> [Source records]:
------------------------------
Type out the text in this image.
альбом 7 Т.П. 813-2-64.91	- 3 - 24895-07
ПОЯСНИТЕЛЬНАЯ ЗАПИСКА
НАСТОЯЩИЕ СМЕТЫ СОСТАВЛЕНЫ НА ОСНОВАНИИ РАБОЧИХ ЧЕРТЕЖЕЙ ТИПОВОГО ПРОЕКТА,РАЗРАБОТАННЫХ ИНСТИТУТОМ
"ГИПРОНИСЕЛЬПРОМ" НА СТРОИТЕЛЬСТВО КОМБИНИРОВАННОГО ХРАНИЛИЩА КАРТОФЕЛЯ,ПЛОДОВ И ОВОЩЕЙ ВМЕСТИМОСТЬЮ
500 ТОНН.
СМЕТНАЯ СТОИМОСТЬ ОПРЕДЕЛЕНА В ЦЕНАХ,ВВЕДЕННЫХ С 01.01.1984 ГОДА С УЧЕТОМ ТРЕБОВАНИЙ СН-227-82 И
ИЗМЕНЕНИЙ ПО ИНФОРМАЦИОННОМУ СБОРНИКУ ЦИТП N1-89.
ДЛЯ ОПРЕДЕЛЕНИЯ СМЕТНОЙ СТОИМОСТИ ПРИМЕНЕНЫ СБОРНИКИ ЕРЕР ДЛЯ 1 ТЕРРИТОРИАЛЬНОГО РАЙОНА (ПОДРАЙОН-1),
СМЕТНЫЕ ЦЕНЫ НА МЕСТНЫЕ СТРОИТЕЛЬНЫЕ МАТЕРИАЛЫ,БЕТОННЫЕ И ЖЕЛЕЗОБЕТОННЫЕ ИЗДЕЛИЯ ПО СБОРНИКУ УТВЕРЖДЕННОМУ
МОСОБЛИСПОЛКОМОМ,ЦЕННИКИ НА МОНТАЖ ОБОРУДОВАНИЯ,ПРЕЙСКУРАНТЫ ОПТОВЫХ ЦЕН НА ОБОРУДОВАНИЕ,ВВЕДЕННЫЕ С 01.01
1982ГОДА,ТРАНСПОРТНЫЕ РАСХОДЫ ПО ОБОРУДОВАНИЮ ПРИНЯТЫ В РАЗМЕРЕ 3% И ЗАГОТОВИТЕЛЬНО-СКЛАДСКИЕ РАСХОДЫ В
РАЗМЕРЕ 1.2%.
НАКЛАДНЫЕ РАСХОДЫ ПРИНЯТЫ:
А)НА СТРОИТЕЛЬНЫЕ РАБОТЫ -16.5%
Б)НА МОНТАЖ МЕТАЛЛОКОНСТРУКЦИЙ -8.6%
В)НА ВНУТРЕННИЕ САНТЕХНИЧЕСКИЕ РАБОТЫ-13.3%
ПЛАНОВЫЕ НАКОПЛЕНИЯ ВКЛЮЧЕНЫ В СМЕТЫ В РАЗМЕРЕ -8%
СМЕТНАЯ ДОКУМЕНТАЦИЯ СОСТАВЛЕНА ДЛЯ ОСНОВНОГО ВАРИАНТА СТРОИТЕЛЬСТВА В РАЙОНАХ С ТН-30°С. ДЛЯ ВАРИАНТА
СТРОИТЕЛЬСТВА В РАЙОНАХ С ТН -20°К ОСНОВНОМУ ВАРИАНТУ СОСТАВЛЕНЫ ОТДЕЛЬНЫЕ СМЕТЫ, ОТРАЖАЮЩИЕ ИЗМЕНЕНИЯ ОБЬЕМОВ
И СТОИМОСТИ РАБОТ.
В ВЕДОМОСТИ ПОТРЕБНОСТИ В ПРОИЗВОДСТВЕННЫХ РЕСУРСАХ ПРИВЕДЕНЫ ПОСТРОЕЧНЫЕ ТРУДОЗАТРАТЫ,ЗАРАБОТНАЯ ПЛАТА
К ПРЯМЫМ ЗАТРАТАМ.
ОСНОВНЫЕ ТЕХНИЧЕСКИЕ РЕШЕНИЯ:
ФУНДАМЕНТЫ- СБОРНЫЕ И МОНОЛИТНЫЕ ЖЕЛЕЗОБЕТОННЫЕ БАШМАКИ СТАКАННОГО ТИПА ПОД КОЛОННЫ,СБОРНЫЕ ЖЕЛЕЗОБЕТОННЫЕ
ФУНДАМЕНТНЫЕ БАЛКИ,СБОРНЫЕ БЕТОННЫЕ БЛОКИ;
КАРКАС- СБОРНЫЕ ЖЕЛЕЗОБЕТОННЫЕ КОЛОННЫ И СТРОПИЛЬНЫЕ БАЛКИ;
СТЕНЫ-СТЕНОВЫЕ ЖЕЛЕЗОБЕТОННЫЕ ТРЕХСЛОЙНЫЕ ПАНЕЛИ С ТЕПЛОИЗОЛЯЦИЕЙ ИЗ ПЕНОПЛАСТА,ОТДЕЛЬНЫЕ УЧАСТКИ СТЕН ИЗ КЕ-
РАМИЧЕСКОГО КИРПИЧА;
------------------------------
> [The task]:
Whichever lines contain the string "РАСХОДЫ", select and copy them.

> [Answer to the problem]:
1982ГОДА,ТРАНСПОРТНЫЕ РАСХОДЫ ПО ОБОРУДОВАНИЮ ПРИНЯТЫ В РАЗМЕРЕ 3% И ЗАГОТОВИТЕЛЬНО-СКЛАДСКИЕ РАСХОДЫ В
НАКЛАДНЫЕ РАСХОДЫ ПРИНЯТЫ:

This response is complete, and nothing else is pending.